→ Exercise details: Each line in the entries below that holds the string "source" is to be listed.

================

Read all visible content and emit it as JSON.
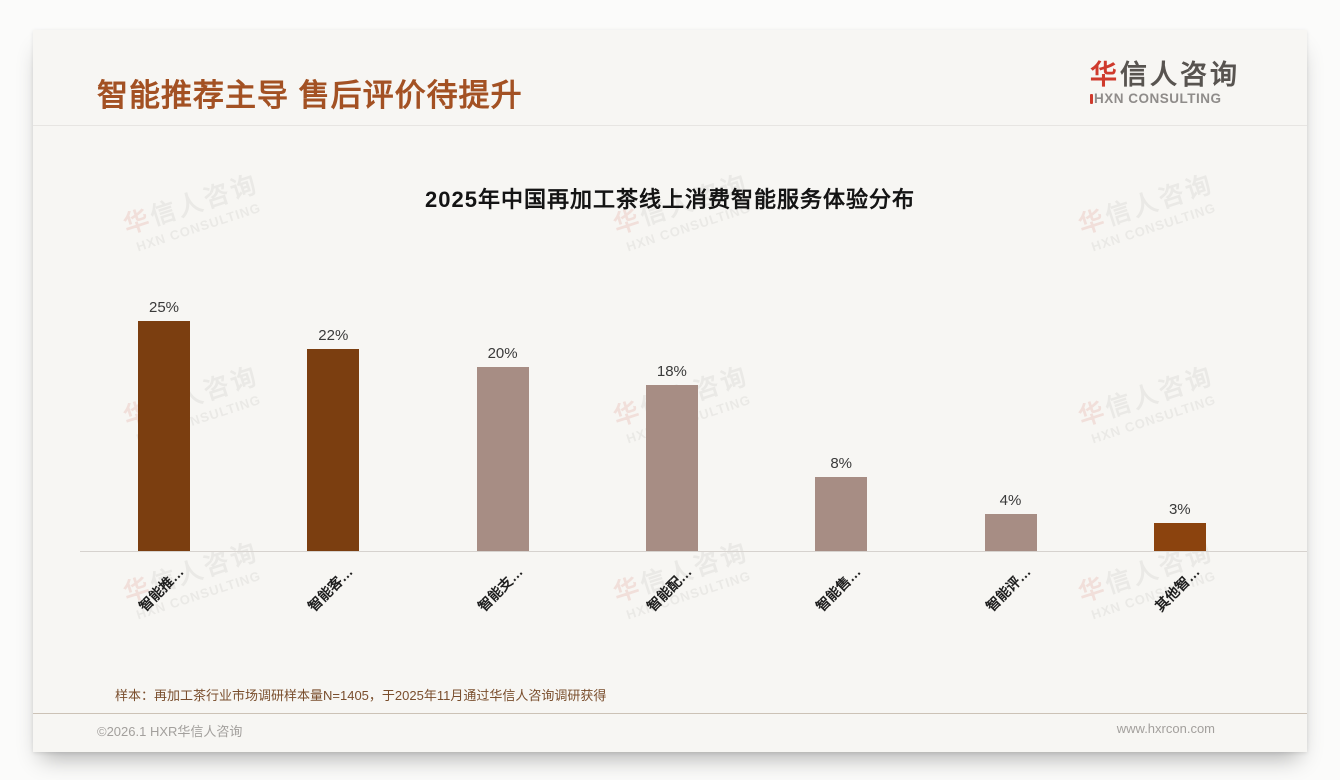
{
  "header": {
    "title": "智能推荐主导 售后评价待提升"
  },
  "logo": {
    "name_accent": "华",
    "name_rest": "信人咨询",
    "subtitle": "HXN CONSULTING",
    "accent_color": "#cf3a2c"
  },
  "watermark": {
    "accent": "华",
    "line1": "华信人咨询",
    "line2": "HXN CONSULTING"
  },
  "chart_data": {
    "type": "bar",
    "title": "2025年中国再加工茶线上消费智能服务体验分布",
    "categories": [
      "智能推…",
      "智能客…",
      "智能支…",
      "智能配…",
      "智能售…",
      "智能评…",
      "其他智…"
    ],
    "values": [
      25,
      22,
      20,
      18,
      8,
      4,
      3
    ],
    "value_labels": [
      "25%",
      "22%",
      "20%",
      "18%",
      "8%",
      "4%",
      "3%"
    ],
    "bar_colors": [
      "#7b3e10",
      "#7b3e10",
      "#a78d84",
      "#a78d84",
      "#a78d84",
      "#a78d84",
      "#8b430e"
    ],
    "xlabel": "",
    "ylabel": "",
    "ylim": [
      0,
      27
    ],
    "grid": false,
    "legend": false,
    "x_tick_rotation": 45
  },
  "footnote": {
    "text": "样本：再加工茶行业市场调研样本量N=1405，于2025年11月通过华信人咨询调研获得"
  },
  "footer": {
    "left": "©2026.1 HXR华信人咨询",
    "right": "www.hxrcon.com"
  }
}
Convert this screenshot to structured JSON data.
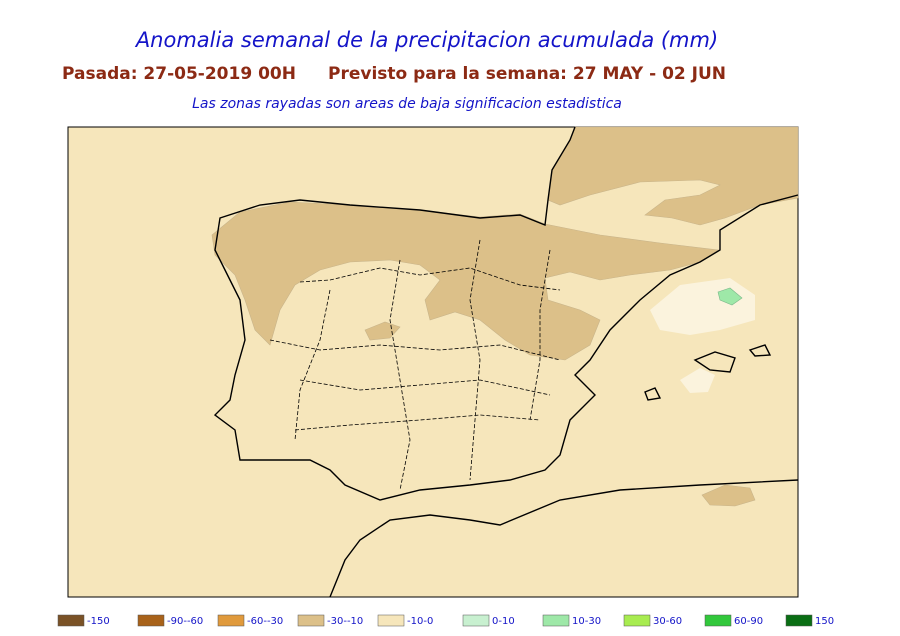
{
  "header": {
    "title": "Anomalia semanal de la precipitacion acumulada (mm)",
    "run": "Pasada: 27-05-2019 00H",
    "period": "Previsto para la semana:  27 MAY - 02 JUN",
    "subtitle": "Las zonas rayadas son areas de baja significacion estadistica"
  },
  "legend": [
    {
      "label": "-150",
      "color": "#7a5226"
    },
    {
      "label": "-90--60",
      "color": "#a8621a"
    },
    {
      "label": "-60--30",
      "color": "#e09a3c"
    },
    {
      "label": "-30--10",
      "color": "#dcc089"
    },
    {
      "label": "-10-0",
      "color": "#f6e6bb"
    },
    {
      "label": "0-10",
      "color": "#c8f0d0"
    },
    {
      "label": "10-30",
      "color": "#9ee8a8"
    },
    {
      "label": "30-60",
      "color": "#a8ec50"
    },
    {
      "label": "60-90",
      "color": "#32c83c"
    },
    {
      "label": "150",
      "color": "#0a6e14"
    }
  ]
}
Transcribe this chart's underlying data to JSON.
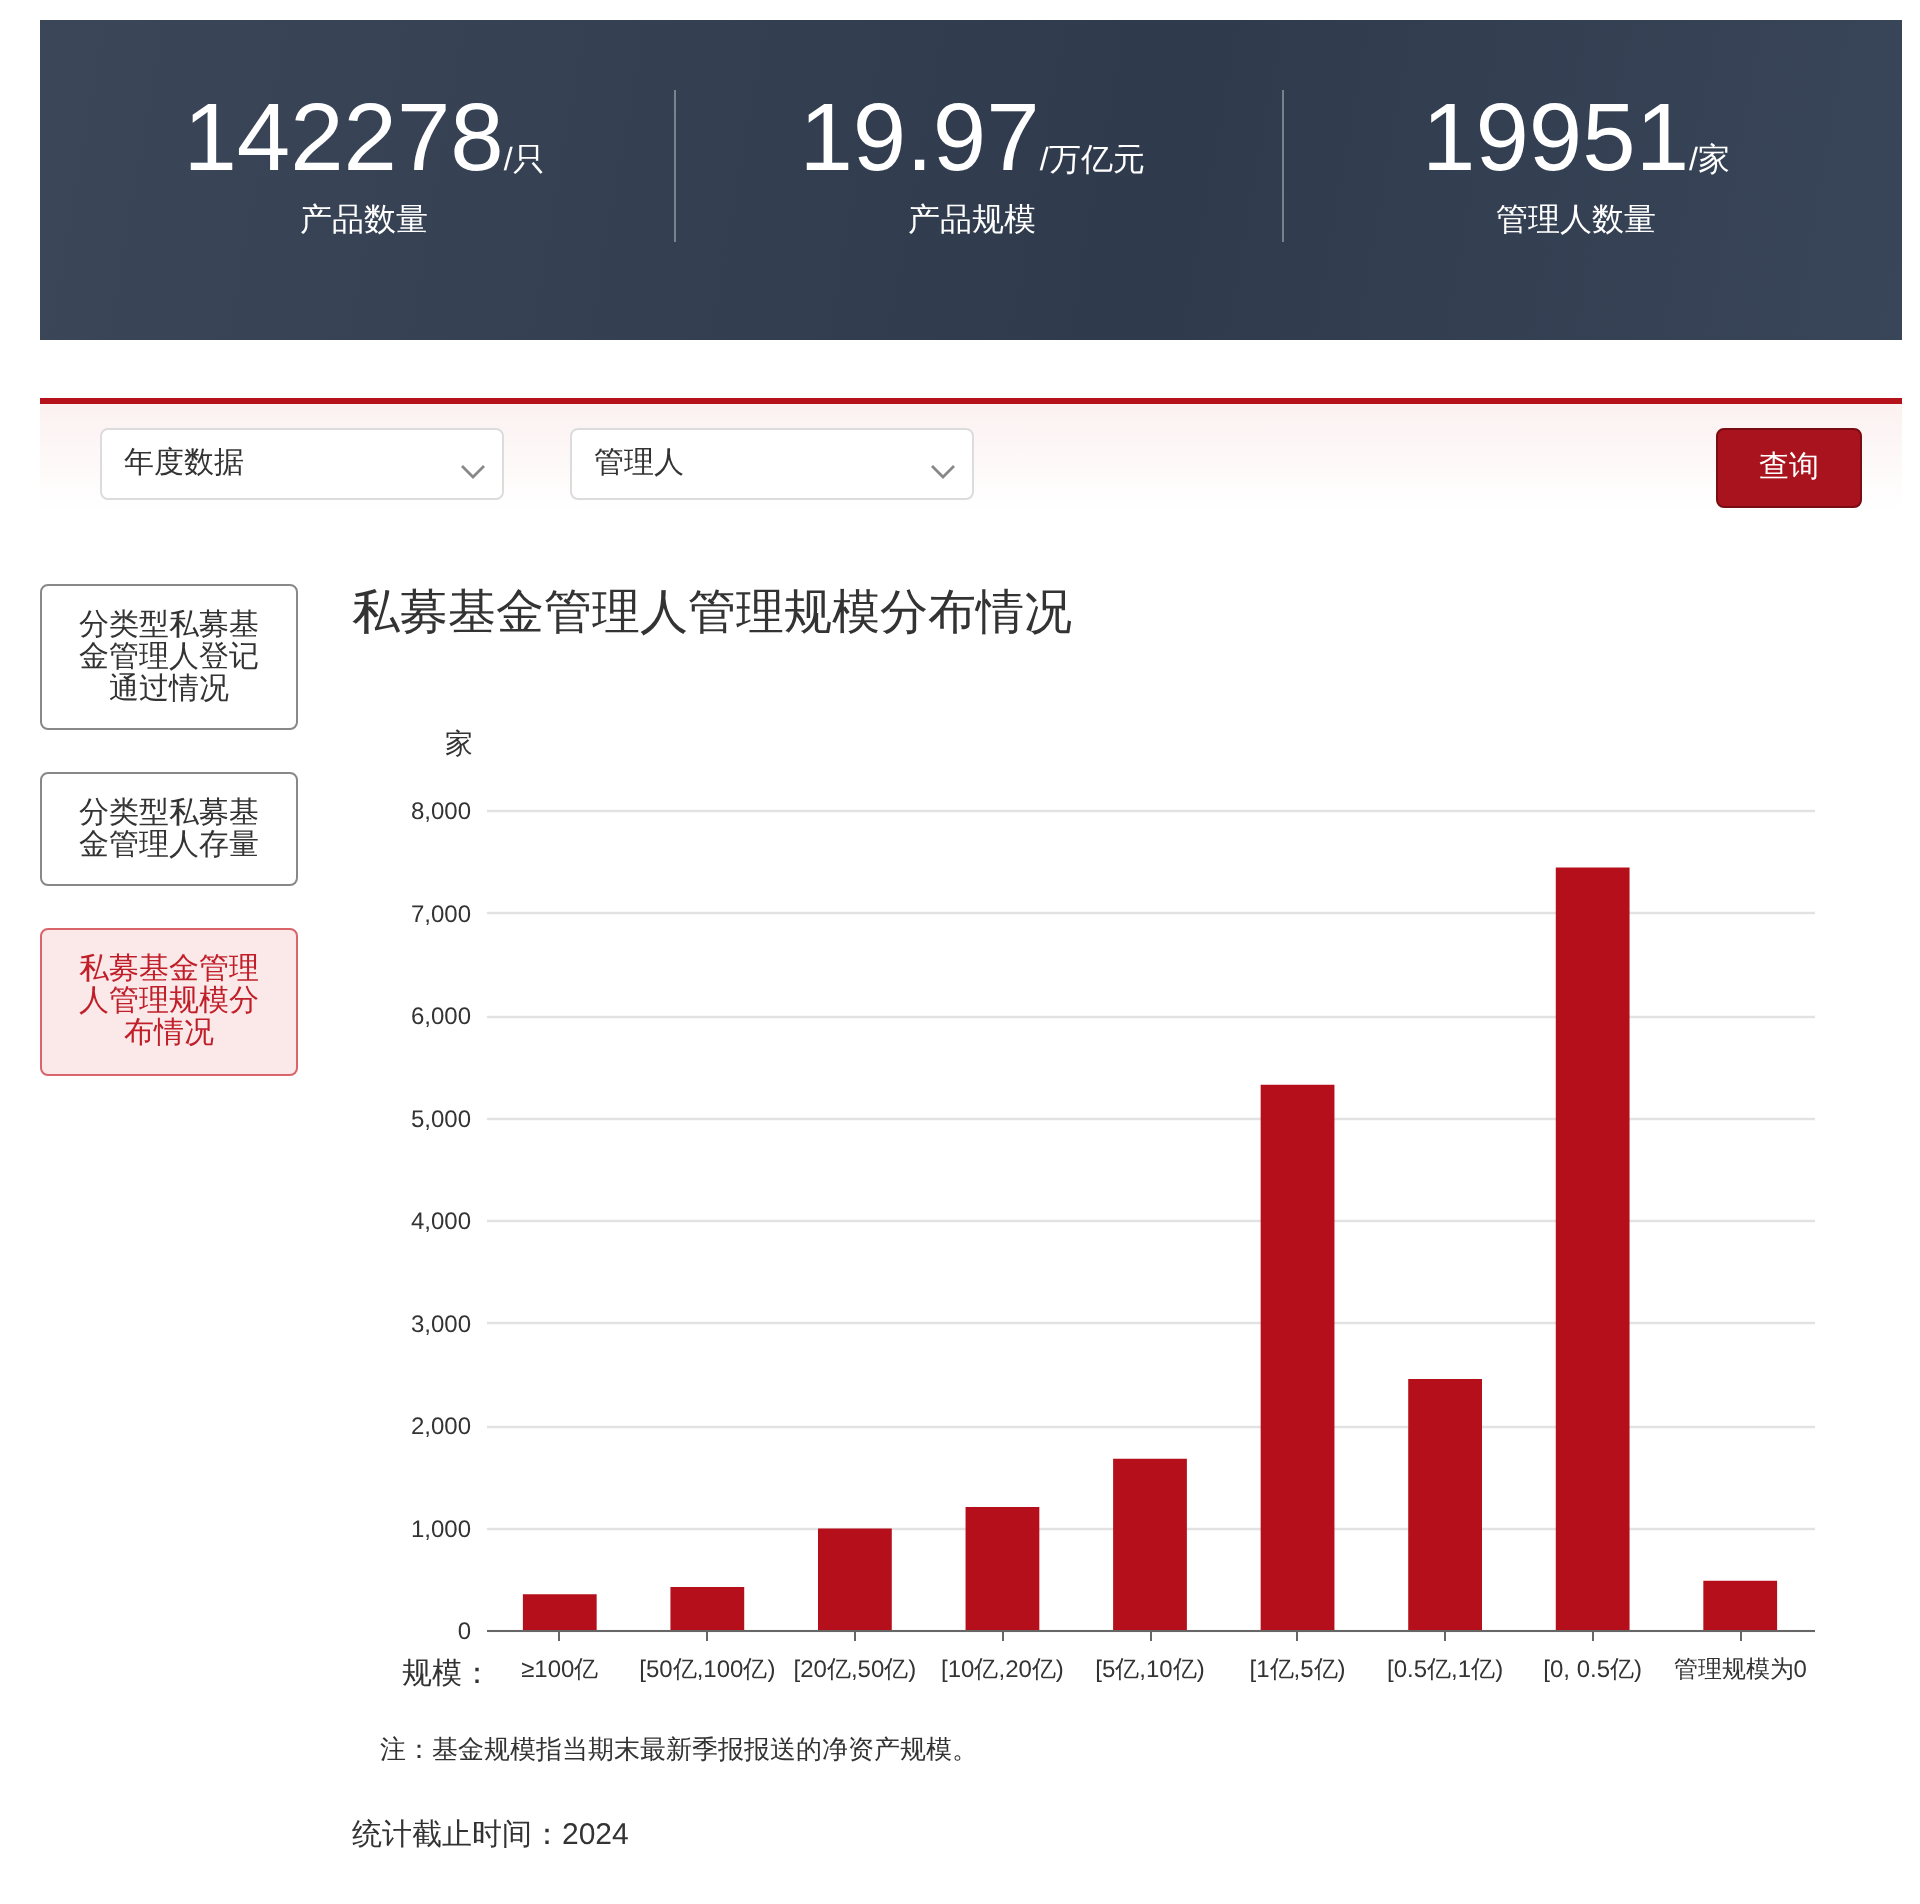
{
  "chart_data": [
    {
      "type": "other",
      "annotations": [
        "142278",
        "/只",
        "产品数量",
        "19.97",
        "/万亿元",
        "产品规模",
        "19951",
        "/家",
        "管理人数量",
        "年度数据",
        "管理人",
        "查询"
      ]
    },
    {
      "type": "other",
      "annotations": [
        "分类型私募基金管理人登记通过情况",
        "分类型私募基金管理人存量",
        "私募基金管理人管理规模分布情况"
      ]
    },
    {
      "type": "bar",
      "title": "私募基金管理人管理规模分布情况",
      "xlabel": "规模：",
      "ylabel": "家",
      "categories": [
        "≥100亿",
        "[50亿,100亿)",
        "[20亿,50亿)",
        "[10亿,20亿)",
        "[5亿,10亿)",
        "[1亿,5亿)",
        "[0.5亿,1亿)",
        "[0, 0.5亿)",
        "管理规模为0"
      ],
      "values": [
        350,
        420,
        990,
        1200,
        1670,
        5320,
        2450,
        7440,
        480
      ],
      "color": "#b40f1b",
      "ylim": [
        0,
        8000
      ],
      "yticks": [
        0,
        {
          "value": 1000,
          "label": "1,000"
        },
        {
          "value": 2000,
          "label": "2,000"
        },
        {
          "value": 3000,
          "label": "3,000"
        },
        {
          "value": 4000,
          "label": "4,000"
        },
        {
          "value": 5000,
          "label": "5,000"
        },
        {
          "value": 6000,
          "label": "6,000"
        },
        {
          "value": 7000,
          "label": "7,000"
        },
        {
          "value": 8000,
          "label": "8,000"
        }
      ],
      "grid": "y",
      "annotations": [
        "注：基金规模指当期末最新季报报送的净资产规模。",
        "统计截止时间：2024"
      ]
    }
  ]
}
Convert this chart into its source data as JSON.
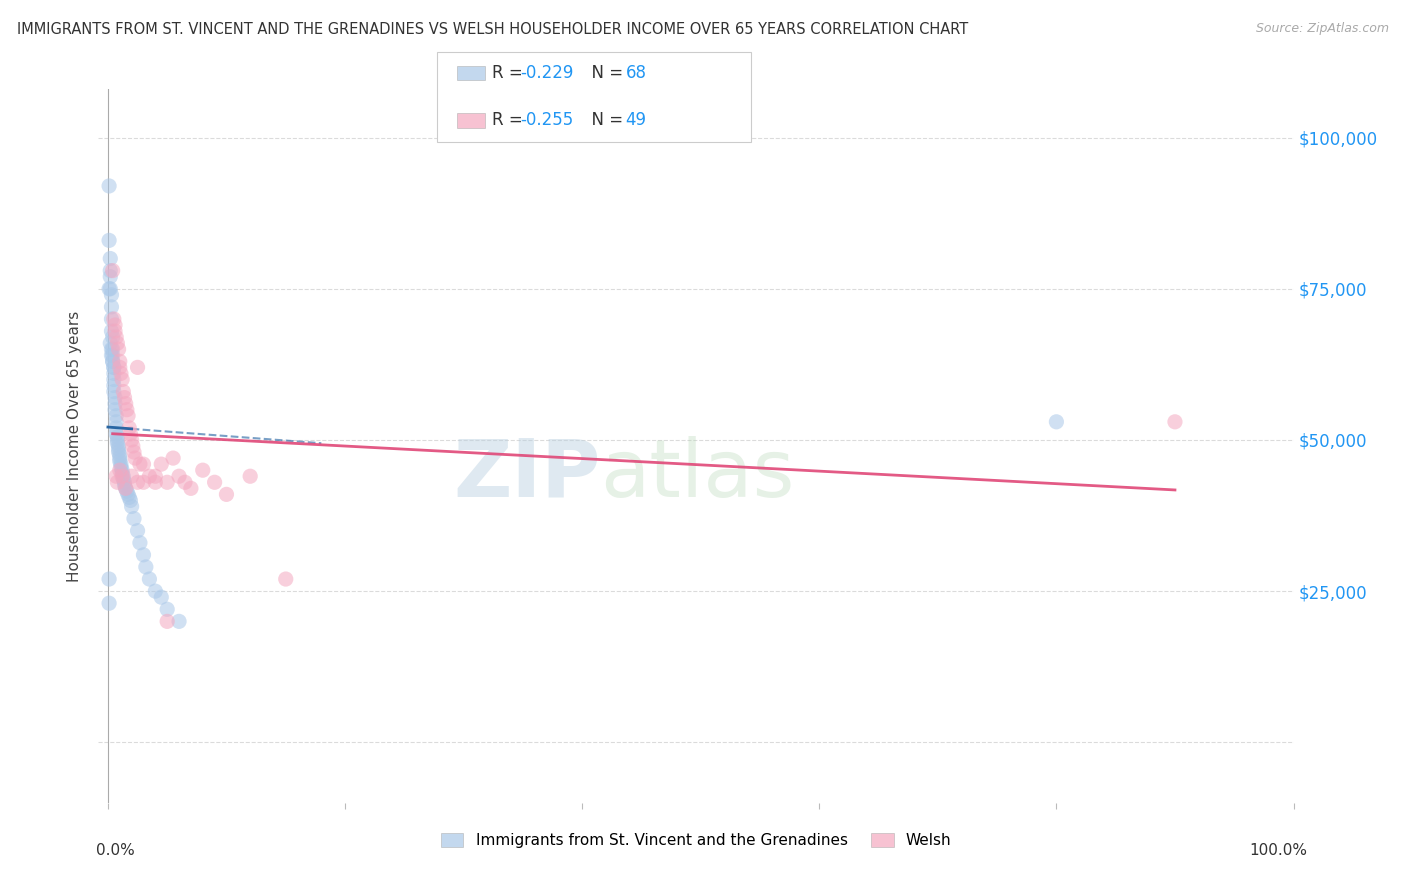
{
  "title": "IMMIGRANTS FROM ST. VINCENT AND THE GRENADINES VS WELSH HOUSEHOLDER INCOME OVER 65 YEARS CORRELATION CHART",
  "source": "Source: ZipAtlas.com",
  "ylabel": "Householder Income Over 65 years",
  "watermark_zip": "ZIP",
  "watermark_atlas": "atlas",
  "legend_label1": "Immigrants from St. Vincent and the Grenadines",
  "legend_label2": "Welsh",
  "R1": "-0.229",
  "N1": "68",
  "R2": "-0.255",
  "N2": "49",
  "color_blue": "#aac8e8",
  "color_pink": "#f4a8c0",
  "color_blue_line": "#2060a0",
  "color_pink_line": "#e04878",
  "color_blue_text": "#2196F3",
  "color_grid": "#d8d8d8",
  "yticks": [
    0,
    25000,
    50000,
    75000,
    100000
  ],
  "blue_x": [
    0.001,
    0.001,
    0.002,
    0.002,
    0.002,
    0.002,
    0.003,
    0.003,
    0.003,
    0.003,
    0.004,
    0.004,
    0.004,
    0.004,
    0.005,
    0.005,
    0.005,
    0.005,
    0.005,
    0.006,
    0.006,
    0.006,
    0.007,
    0.007,
    0.007,
    0.007,
    0.008,
    0.008,
    0.008,
    0.009,
    0.009,
    0.009,
    0.01,
    0.01,
    0.01,
    0.011,
    0.011,
    0.012,
    0.012,
    0.013,
    0.013,
    0.014,
    0.014,
    0.015,
    0.016,
    0.017,
    0.018,
    0.019,
    0.02,
    0.022,
    0.025,
    0.027,
    0.03,
    0.032,
    0.035,
    0.04,
    0.045,
    0.05,
    0.06,
    0.001,
    0.001,
    0.002,
    0.003,
    0.003,
    0.004,
    0.005,
    0.8,
    0.001
  ],
  "blue_y": [
    92000,
    83000,
    80000,
    78000,
    77000,
    75000,
    74000,
    72000,
    70000,
    68000,
    67000,
    65000,
    64000,
    63000,
    62000,
    61000,
    60000,
    59000,
    58000,
    57000,
    56000,
    55000,
    54000,
    53000,
    52000,
    51000,
    50500,
    50000,
    49500,
    49000,
    48500,
    48000,
    47500,
    47000,
    46500,
    46000,
    45500,
    45000,
    44500,
    44000,
    43500,
    43000,
    42500,
    42000,
    41500,
    41000,
    40500,
    40000,
    39000,
    37000,
    35000,
    33000,
    31000,
    29000,
    27000,
    25000,
    24000,
    22000,
    20000,
    27000,
    23000,
    66000,
    65000,
    64000,
    63000,
    62000,
    53000,
    75000
  ],
  "pink_x": [
    0.004,
    0.005,
    0.006,
    0.006,
    0.007,
    0.008,
    0.009,
    0.01,
    0.01,
    0.011,
    0.012,
    0.013,
    0.014,
    0.015,
    0.016,
    0.017,
    0.018,
    0.019,
    0.02,
    0.021,
    0.022,
    0.023,
    0.025,
    0.027,
    0.03,
    0.035,
    0.04,
    0.045,
    0.05,
    0.055,
    0.06,
    0.065,
    0.07,
    0.08,
    0.09,
    0.1,
    0.12,
    0.15,
    0.007,
    0.008,
    0.01,
    0.012,
    0.015,
    0.02,
    0.025,
    0.03,
    0.04,
    0.05,
    0.9
  ],
  "pink_y": [
    78000,
    70000,
    69000,
    68000,
    67000,
    66000,
    65000,
    63000,
    62000,
    61000,
    60000,
    58000,
    57000,
    56000,
    55000,
    54000,
    52000,
    51000,
    50000,
    49000,
    48000,
    47000,
    62000,
    46000,
    46000,
    44000,
    44000,
    46000,
    43000,
    47000,
    44000,
    43000,
    42000,
    45000,
    43000,
    41000,
    44000,
    27000,
    44000,
    43000,
    45000,
    44000,
    42000,
    44000,
    43000,
    43000,
    43000,
    20000,
    53000
  ]
}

================

→ Result of the task:
Convert this chart into its source data as JSON.
  "source": "Source: ZipAtlas.com",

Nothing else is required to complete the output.